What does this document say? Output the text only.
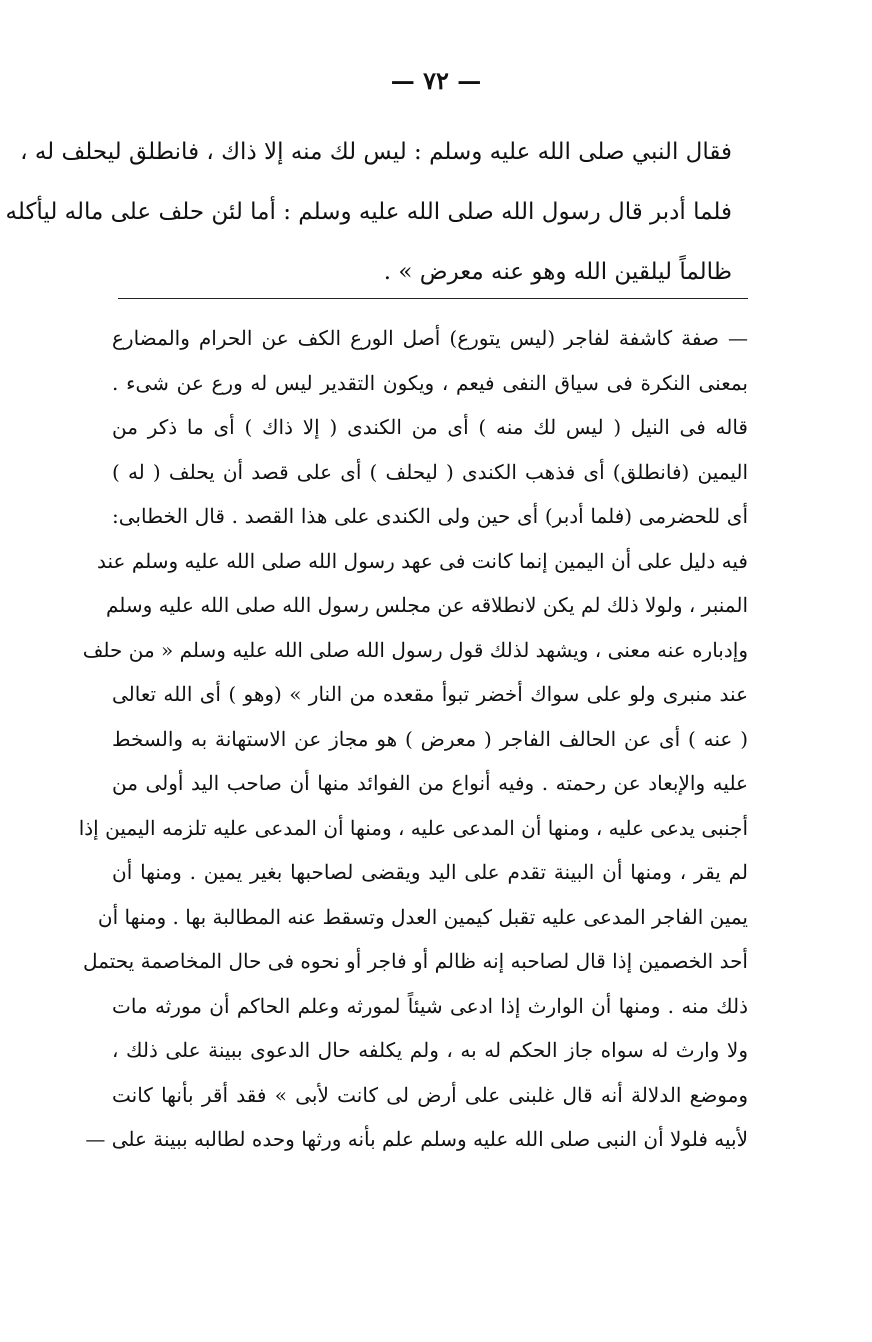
— ٧٢ —
فقال النبي صلى الله عليه وسلم : ليس لك منه إلا ذاك ، فانطلق ليحلف له ،
فلما أدبر قال رسول الله صلى الله عليه وسلم : أما لئن حلف على ماله ليأكله
ظالماً ليلقين الله وهو عنه معرض » .
— صفة كاشفة لفاجر (ليس يتورع) أصل الورع الكف عن الحرام والمضارع
بمعنى النكرة فى سياق النفى فيعم ، ويكون التقدير ليس له ورع عن شىء .
قاله فى النيل ( ليس لك منه ) أى من الكندى ( إلا ذاك ) أى ما ذكر من
اليمين (فانطلق) أى فذهب الكندى ( ليحلف ) أى على قصد أن يحلف ( له )
أى للحضرمى (فلما أدبر) أى حين ولى الكندى على هذا القصد . قال الخطابى:
فيه دليل على أن اليمين إنما كانت فى عهد رسول الله صلى الله عليه وسلم عند
المنبر ، ولولا ذلك لم يكن لانطلاقه عن مجلس رسول الله صلى الله عليه وسلم
وإدباره عنه معنى ، ويشهد لذلك قول رسول الله صلى الله عليه وسلم « من حلف
عند منبرى ولو على سواك أخضر تبوأ مقعده من النار » (وهو ) أى الله تعالى
( عنه ) أى عن الحالف الفاجر ( معرض ) هو مجاز عن الاستهانة به والسخط
عليه والإبعاد عن رحمته . وفيه أنواع من الفوائد منها أن صاحب اليد أولى من
أجنبى يدعى عليه ، ومنها أن المدعى عليه ، ومنها أن المدعى عليه تلزمه اليمين إذا
لم يقر ، ومنها أن البينة تقدم على اليد ويقضى لصاحبها بغير يمين . ومنها أن
يمين الفاجر المدعى عليه تقبل كيمين العدل وتسقط عنه المطالبة بها . ومنها أن
أحد الخصمين إذا قال لصاحبه إنه ظالم أو فاجر أو نحوه فى حال المخاصمة يحتمل
ذلك منه . ومنها أن الوارث إذا ادعى شيئاً لمورثه وعلم الحاكم أن مورثه مات
ولا وارث له سواه جاز الحكم له به ، ولم يكلفه حال الدعوى ببينة على ذلك ،
وموضع الدلالة أنه قال غلبنى على أرض لى كانت لأبى » فقد أقر بأنها كانت
لأبيه فلولا أن النبى صلى الله عليه وسلم علم بأنه ورثها وحده لطالبه ببينة على —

*Exercise task:* Leave out all images, then reproduce the entries above exactly.

*Solution for this problem:*
What does this document say? Output the text only.
— ٧٢ —
فقال النبي صلى الله عليه وسلم : ليس لك منه إلا ذاك ، فانطلق ليحلف له ،
فلما أدبر قال رسول الله صلى الله عليه وسلم : أما لئن حلف على ماله ليأكله
ظالماً ليلقين الله وهو عنه معرض » .
— صفة كاشفة لفاجر (ليس يتورع) أصل الورع الكف عن الحرام والمضارع
بمعنى النكرة فى سياق النفى فيعم ، ويكون التقدير ليس له ورع عن شىء .
قاله فى النيل ( ليس لك منه ) أى من الكندى ( إلا ذاك ) أى ما ذكر من
اليمين (فانطلق) أى فذهب الكندى ( ليحلف ) أى على قصد أن يحلف ( له )
أى للحضرمى (فلما أدبر) أى حين ولى الكندى على هذا القصد . قال الخطابى:
فيه دليل على أن اليمين إنما كانت فى عهد رسول الله صلى الله عليه وسلم عند
المنبر ، ولولا ذلك لم يكن لانطلاقه عن مجلس رسول الله صلى الله عليه وسلم
وإدباره عنه معنى ، ويشهد لذلك قول رسول الله صلى الله عليه وسلم « من حلف
عند منبرى ولو على سواك أخضر تبوأ مقعده من النار » (وهو ) أى الله تعالى
( عنه ) أى عن الحالف الفاجر ( معرض ) هو مجاز عن الاستهانة به والسخط
عليه والإبعاد عن رحمته . وفيه أنواع من الفوائد منها أن صاحب اليد أولى من
أجنبى يدعى عليه ، ومنها أن المدعى عليه ، ومنها أن المدعى عليه تلزمه اليمين إذا
لم يقر ، ومنها أن البينة تقدم على اليد ويقضى لصاحبها بغير يمين . ومنها أن
يمين الفاجر المدعى عليه تقبل كيمين العدل وتسقط عنه المطالبة بها . ومنها أن
أحد الخصمين إذا قال لصاحبه إنه ظالم أو فاجر أو نحوه فى حال المخاصمة يحتمل
ذلك منه . ومنها أن الوارث إذا ادعى شيئاً لمورثه وعلم الحاكم أن مورثه مات
ولا وارث له سواه جاز الحكم له به ، ولم يكلفه حال الدعوى ببينة على ذلك ،
وموضع الدلالة أنه قال غلبنى على أرض لى كانت لأبى » فقد أقر بأنها كانت
لأبيه فلولا أن النبى صلى الله عليه وسلم علم بأنه ورثها وحده لطالبه ببينة على —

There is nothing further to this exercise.